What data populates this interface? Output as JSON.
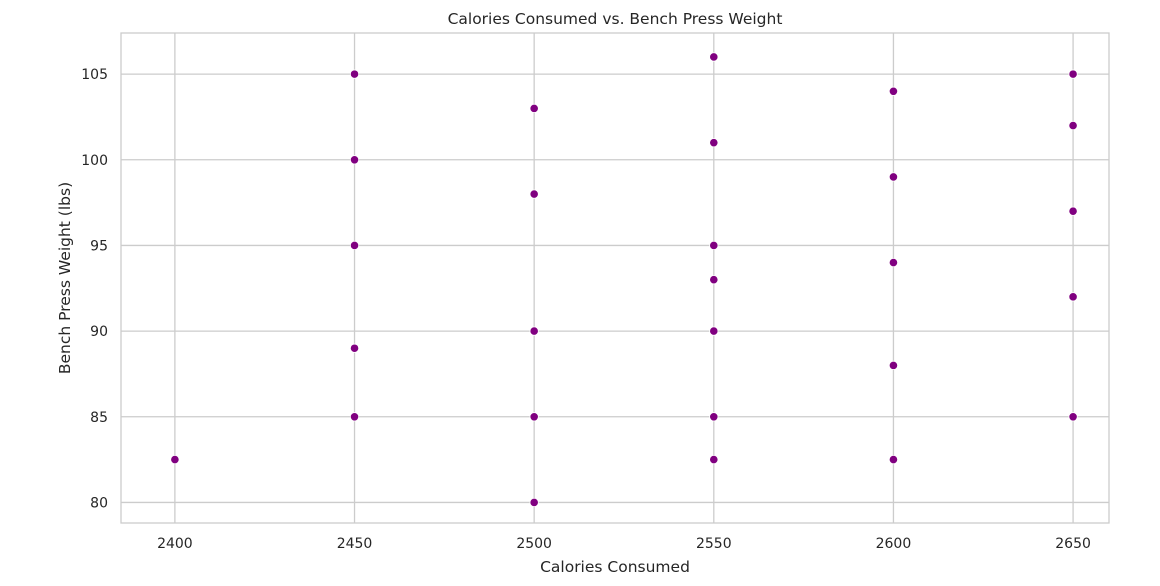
{
  "chart_data": {
    "type": "scatter",
    "title": "Calories Consumed vs. Bench Press Weight",
    "xlabel": "Calories Consumed",
    "ylabel": "Bench Press Weight (lbs)",
    "xlim": [
      2385,
      2660
    ],
    "ylim": [
      78.8,
      107.4
    ],
    "x_ticks": [
      2400,
      2450,
      2500,
      2550,
      2600,
      2650
    ],
    "y_ticks": [
      80,
      85,
      90,
      95,
      100,
      105
    ],
    "grid": true,
    "marker_color": "#800080",
    "grid_color": "#cccccc",
    "spine_color": "#cccccc",
    "points": [
      {
        "x": 2400,
        "y": 82.5
      },
      {
        "x": 2450,
        "y": 105
      },
      {
        "x": 2450,
        "y": 100
      },
      {
        "x": 2450,
        "y": 95
      },
      {
        "x": 2450,
        "y": 89
      },
      {
        "x": 2450,
        "y": 85
      },
      {
        "x": 2500,
        "y": 103
      },
      {
        "x": 2500,
        "y": 98
      },
      {
        "x": 2500,
        "y": 90
      },
      {
        "x": 2500,
        "y": 85
      },
      {
        "x": 2500,
        "y": 80
      },
      {
        "x": 2550,
        "y": 106
      },
      {
        "x": 2550,
        "y": 101
      },
      {
        "x": 2550,
        "y": 95
      },
      {
        "x": 2550,
        "y": 93
      },
      {
        "x": 2550,
        "y": 90
      },
      {
        "x": 2550,
        "y": 85
      },
      {
        "x": 2550,
        "y": 82.5
      },
      {
        "x": 2600,
        "y": 104
      },
      {
        "x": 2600,
        "y": 99
      },
      {
        "x": 2600,
        "y": 94
      },
      {
        "x": 2600,
        "y": 88
      },
      {
        "x": 2600,
        "y": 82.5
      },
      {
        "x": 2650,
        "y": 105
      },
      {
        "x": 2650,
        "y": 102
      },
      {
        "x": 2650,
        "y": 97
      },
      {
        "x": 2650,
        "y": 92
      },
      {
        "x": 2650,
        "y": 85
      }
    ]
  }
}
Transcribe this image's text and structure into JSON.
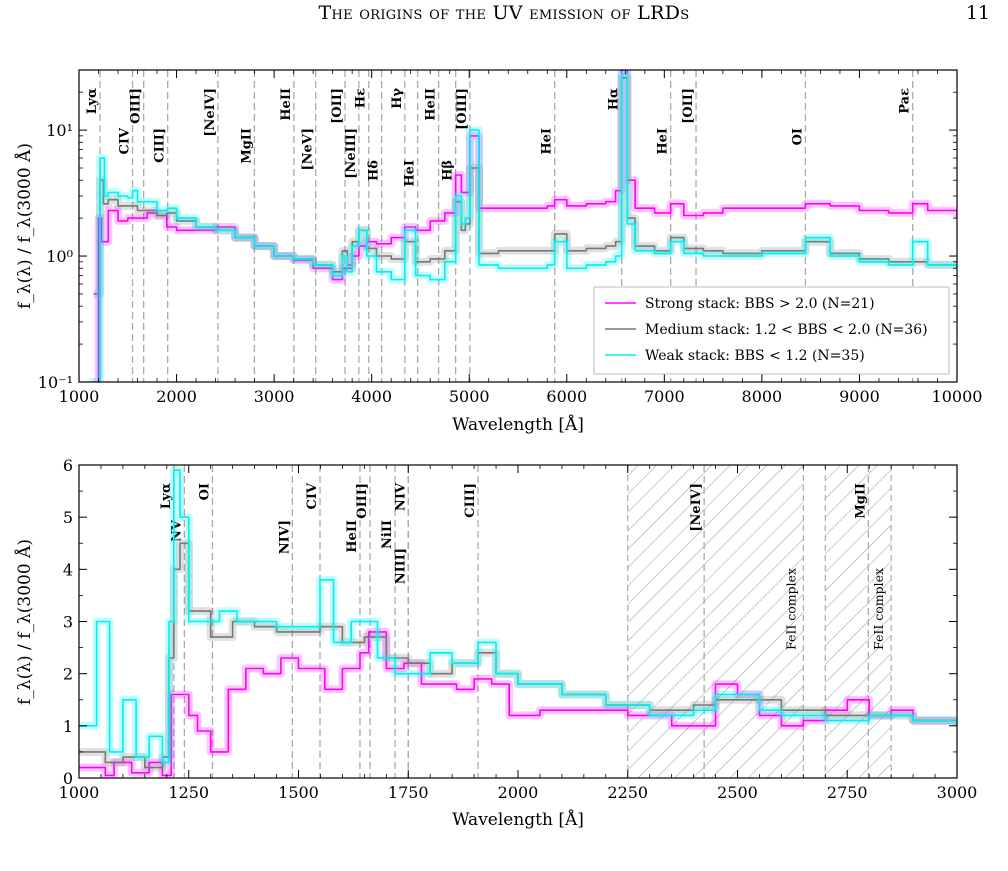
{
  "header": {
    "title": "The origins of the UV emission of LRDs",
    "page_number": "11"
  },
  "colors": {
    "strong": "#ff00ff",
    "medium": "#777777",
    "weak": "#00f0f0",
    "line_marker": "#aaaaaa",
    "frame": "#000000"
  },
  "chart_data": [
    {
      "type": "line",
      "ylabel": "f_λ(λ) / f_λ(3000 Å)",
      "xlabel": "Wavelength [Å]",
      "xlim": [
        1000,
        10000
      ],
      "ylim": [
        0.1,
        30
      ],
      "yscale": "log",
      "xticks": [
        1000,
        2000,
        3000,
        4000,
        5000,
        6000,
        7000,
        8000,
        9000,
        10000
      ],
      "ytick_labels": [
        {
          "value": 0.1,
          "label": "10⁻¹"
        },
        {
          "value": 1,
          "label": "10⁰"
        },
        {
          "value": 10,
          "label": "10¹"
        }
      ],
      "grid": false,
      "legend_position": "lower-right",
      "emission_lines": [
        {
          "label": "Lyα",
          "x": 1216,
          "row": 0
        },
        {
          "label": "CIV",
          "x": 1549,
          "row": 1
        },
        {
          "label": "OIII]",
          "x": 1663,
          "row": 0
        },
        {
          "label": "CIII]",
          "x": 1909,
          "row": 1
        },
        {
          "label": "[NeIV]",
          "x": 2424,
          "row": 0
        },
        {
          "label": "MgII",
          "x": 2798,
          "row": 1
        },
        {
          "label": "HeII",
          "x": 3203,
          "row": 0
        },
        {
          "label": "[NeV]",
          "x": 3426,
          "row": 1
        },
        {
          "label": "[OII]",
          "x": 3727,
          "row": 0
        },
        {
          "label": "[NeIII]",
          "x": 3869,
          "row": 1
        },
        {
          "label": "Hε",
          "x": 3970,
          "row": 0
        },
        {
          "label": "Hδ",
          "x": 4102,
          "row": 2
        },
        {
          "label": "Hγ",
          "x": 4340,
          "row": 0
        },
        {
          "label": "HeI",
          "x": 4471,
          "row": 2
        },
        {
          "label": "HeII",
          "x": 4686,
          "row": 0
        },
        {
          "label": "Hβ",
          "x": 4861,
          "row": 2
        },
        {
          "label": "[OIII]",
          "x": 5007,
          "row": 0
        },
        {
          "label": "HeI",
          "x": 5876,
          "row": 1
        },
        {
          "label": "Hα",
          "x": 6563,
          "row": 0
        },
        {
          "label": "HeI",
          "x": 7065,
          "row": 1
        },
        {
          "label": "[OII]",
          "x": 7325,
          "row": 0
        },
        {
          "label": "OI",
          "x": 8446,
          "row": 1
        },
        {
          "label": "Paε",
          "x": 9546,
          "row": 0
        }
      ],
      "series": [
        {
          "name": "Strong stack: BBS > 2.0 (N=21)",
          "color_key": "strong",
          "x": [
            1150,
            1200,
            1230,
            1300,
            1400,
            1500,
            1600,
            1700,
            1800,
            1900,
            2000,
            2200,
            2400,
            2600,
            2800,
            3000,
            3200,
            3400,
            3600,
            3700,
            3800,
            3869,
            3950,
            4050,
            4200,
            4340,
            4450,
            4600,
            4750,
            4861,
            4920,
            4960,
            5007,
            5100,
            5300,
            5500,
            5800,
            5876,
            6000,
            6200,
            6400,
            6500,
            6563,
            6620,
            6700,
            6900,
            7065,
            7200,
            7400,
            7600,
            8000,
            8446,
            8700,
            9000,
            9300,
            9546,
            9700,
            10000
          ],
          "y": [
            0.1,
            2.0,
            1.3,
            2.3,
            1.9,
            2.0,
            2.0,
            2.2,
            2.1,
            1.7,
            1.6,
            1.6,
            1.7,
            1.4,
            1.2,
            1.0,
            0.93,
            0.8,
            0.65,
            0.8,
            1.0,
            1.2,
            1.3,
            1.25,
            1.4,
            1.7,
            1.6,
            1.9,
            2.2,
            4.4,
            3.2,
            3.2,
            9.0,
            2.4,
            2.4,
            2.4,
            2.5,
            2.8,
            2.5,
            2.6,
            2.7,
            3.3,
            30,
            4.0,
            2.4,
            2.2,
            2.6,
            2.1,
            2.2,
            2.4,
            2.4,
            2.6,
            2.5,
            2.3,
            2.2,
            2.6,
            2.3,
            2.0
          ]
        },
        {
          "name": "Medium stack: 1.2 < BBS < 2.0 (N=36)",
          "color_key": "medium",
          "x": [
            1150,
            1216,
            1250,
            1300,
            1400,
            1500,
            1600,
            1700,
            1800,
            1900,
            2000,
            2200,
            2400,
            2600,
            2800,
            3000,
            3200,
            3400,
            3600,
            3700,
            3750,
            3800,
            3869,
            3950,
            4050,
            4200,
            4340,
            4450,
            4600,
            4750,
            4861,
            4920,
            4960,
            5007,
            5100,
            5300,
            5500,
            5800,
            5876,
            6000,
            6200,
            6400,
            6500,
            6563,
            6620,
            6700,
            6900,
            7065,
            7200,
            7400,
            7600,
            8000,
            8446,
            8700,
            9000,
            9300,
            9546,
            9700,
            10000
          ],
          "y": [
            0.5,
            4.0,
            2.6,
            2.8,
            2.5,
            2.5,
            2.3,
            2.3,
            2.1,
            2.2,
            1.9,
            1.7,
            1.6,
            1.4,
            1.2,
            1.0,
            0.95,
            0.85,
            0.75,
            1.1,
            0.85,
            1.3,
            1.6,
            1.15,
            1.0,
            0.95,
            1.3,
            0.9,
            0.95,
            1.1,
            2.7,
            1.6,
            1.8,
            5.0,
            1.05,
            1.1,
            1.1,
            1.1,
            1.5,
            1.1,
            1.15,
            1.2,
            1.3,
            26,
            2.0,
            1.2,
            1.1,
            1.4,
            1.15,
            1.1,
            1.05,
            1.1,
            1.3,
            1.05,
            0.95,
            0.9,
            0.9,
            0.85,
            0.8
          ]
        },
        {
          "name": "Weak stack: BBS < 1.2 (N=35)",
          "color_key": "weak",
          "x": [
            1100,
            1216,
            1260,
            1300,
            1400,
            1500,
            1549,
            1600,
            1700,
            1800,
            1909,
            2000,
            2200,
            2400,
            2600,
            2800,
            3000,
            3200,
            3400,
            3600,
            3700,
            3750,
            3800,
            3869,
            3950,
            4050,
            4200,
            4340,
            4450,
            4600,
            4750,
            4861,
            4920,
            4960,
            5007,
            5100,
            5300,
            5500,
            5800,
            5876,
            6000,
            6200,
            6400,
            6500,
            6563,
            6620,
            6700,
            6900,
            7065,
            7200,
            7400,
            7600,
            8000,
            8446,
            8700,
            9000,
            9300,
            9546,
            9700,
            10000
          ],
          "y": [
            0.1,
            6.0,
            3.0,
            3.2,
            3.0,
            2.9,
            3.3,
            2.7,
            2.7,
            2.3,
            2.4,
            2.0,
            1.7,
            1.6,
            1.4,
            1.2,
            1.0,
            0.95,
            0.85,
            0.7,
            1.0,
            0.75,
            1.2,
            1.6,
            1.0,
            0.75,
            0.65,
            1.6,
            0.7,
            0.65,
            0.9,
            3.0,
            1.8,
            2.0,
            10,
            0.85,
            0.8,
            0.8,
            0.85,
            1.3,
            0.8,
            0.85,
            0.9,
            1.0,
            28,
            1.8,
            1.1,
            1.05,
            1.3,
            1.05,
            1.0,
            1.0,
            1.05,
            1.4,
            1.0,
            0.9,
            0.85,
            1.3,
            0.85,
            0.8
          ]
        }
      ]
    },
    {
      "type": "line",
      "ylabel": "f_λ(λ) / f_λ(3000 Å)",
      "xlabel": "Wavelength [Å]",
      "xlim": [
        1000,
        3000
      ],
      "ylim": [
        0,
        6
      ],
      "yscale": "linear",
      "xticks": [
        1000,
        1250,
        1500,
        1750,
        2000,
        2250,
        2500,
        2750,
        3000
      ],
      "yticks": [
        0,
        1,
        2,
        3,
        4,
        5,
        6
      ],
      "grid": false,
      "shaded_regions": [
        {
          "x": [
            2250,
            2650
          ],
          "label": "FeII complex"
        },
        {
          "x": [
            2700,
            2850
          ],
          "label": "FeII complex"
        }
      ],
      "emission_lines": [
        {
          "label": "Lyα",
          "x": 1216,
          "row": 0
        },
        {
          "label": "NV",
          "x": 1240,
          "row": 1
        },
        {
          "label": "OI",
          "x": 1304,
          "row": 0
        },
        {
          "label": "NIV]",
          "x": 1486,
          "row": 1
        },
        {
          "label": "CIV",
          "x": 1549,
          "row": 0
        },
        {
          "label": "HeII",
          "x": 1640,
          "row": 1
        },
        {
          "label": "OIII]",
          "x": 1663,
          "row": 0
        },
        {
          "label": "NiII",
          "x": 1720,
          "row": 1
        },
        {
          "label": "NIV",
          "x": 1750,
          "row": 0
        },
        {
          "label": "NIII]",
          "x": 1750,
          "row": 2
        },
        {
          "label": "CIII]",
          "x": 1909,
          "row": 0
        },
        {
          "label": "[NeIV]",
          "x": 2424,
          "row": 0
        },
        {
          "label": "MgII",
          "x": 2798,
          "row": 0
        }
      ],
      "series": [
        {
          "name": "Strong stack: BBS > 2.0 (N=21)",
          "color_key": "strong",
          "x": [
            1000,
            1060,
            1080,
            1120,
            1160,
            1190,
            1210,
            1220,
            1250,
            1270,
            1300,
            1340,
            1380,
            1420,
            1460,
            1500,
            1530,
            1560,
            1600,
            1640,
            1660,
            1700,
            1740,
            1780,
            1820,
            1860,
            1900,
            1940,
            1980,
            2050,
            2150,
            2250,
            2350,
            2450,
            2500,
            2550,
            2600,
            2650,
            2700,
            2750,
            2800,
            2850,
            2900,
            2950,
            3000
          ],
          "y": [
            0.2,
            0.05,
            0.3,
            0.1,
            0.3,
            0.05,
            1.6,
            1.6,
            1.2,
            0.9,
            0.5,
            1.7,
            2.1,
            2.0,
            2.3,
            2.1,
            2.1,
            1.7,
            2.1,
            2.4,
            2.8,
            2.1,
            2.2,
            1.8,
            1.8,
            1.7,
            1.9,
            1.8,
            1.2,
            1.3,
            1.3,
            1.2,
            1.0,
            1.8,
            1.6,
            1.2,
            1.0,
            1.1,
            1.3,
            1.5,
            1.2,
            1.3,
            1.1,
            1.1,
            1.0
          ]
        },
        {
          "name": "Medium stack: 1.2 < BBS < 2.0 (N=36)",
          "color_key": "medium",
          "x": [
            1000,
            1060,
            1100,
            1150,
            1190,
            1205,
            1216,
            1230,
            1250,
            1300,
            1350,
            1400,
            1450,
            1500,
            1549,
            1600,
            1650,
            1700,
            1750,
            1800,
            1850,
            1909,
            1950,
            2000,
            2100,
            2200,
            2300,
            2400,
            2450,
            2500,
            2600,
            2700,
            2800,
            2900,
            3000
          ],
          "y": [
            0.5,
            0.3,
            0.4,
            0.2,
            0.4,
            2.3,
            4.0,
            4.5,
            3.2,
            2.7,
            3.0,
            2.9,
            2.8,
            2.8,
            2.9,
            2.6,
            2.7,
            2.3,
            2.2,
            2.0,
            2.2,
            2.4,
            2.0,
            1.8,
            1.6,
            1.4,
            1.3,
            1.4,
            1.5,
            1.5,
            1.3,
            1.2,
            1.2,
            1.1,
            1.0
          ]
        },
        {
          "name": "Weak stack: BBS < 1.2 (N=35)",
          "color_key": "weak",
          "x": [
            1000,
            1040,
            1070,
            1100,
            1130,
            1160,
            1190,
            1205,
            1216,
            1230,
            1250,
            1280,
            1320,
            1360,
            1400,
            1450,
            1500,
            1549,
            1580,
            1620,
            1680,
            1720,
            1760,
            1800,
            1850,
            1909,
            1950,
            2000,
            2100,
            2200,
            2300,
            2400,
            2450,
            2500,
            2550,
            2600,
            2700,
            2800,
            2900,
            3000
          ],
          "y": [
            1.0,
            3.0,
            0.5,
            1.5,
            0.4,
            0.8,
            0.3,
            3.0,
            5.9,
            5.0,
            3.0,
            3.0,
            3.2,
            3.0,
            3.0,
            2.9,
            2.9,
            3.8,
            2.6,
            3.0,
            2.3,
            2.0,
            2.0,
            2.4,
            2.2,
            2.6,
            2.0,
            1.8,
            1.6,
            1.4,
            1.2,
            1.3,
            1.6,
            1.6,
            1.3,
            1.2,
            1.1,
            1.2,
            1.1,
            1.0
          ]
        }
      ]
    }
  ]
}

══════════

▸ **CHALLENGE**
Write out every line of the preceding listing that contains "Bench".

▸ **EXERCISE OUTPUT**
    "title": "Calories Consumed vs. Bench Press Weight",
    "ylabel": "Bench Press Weight (lbs)",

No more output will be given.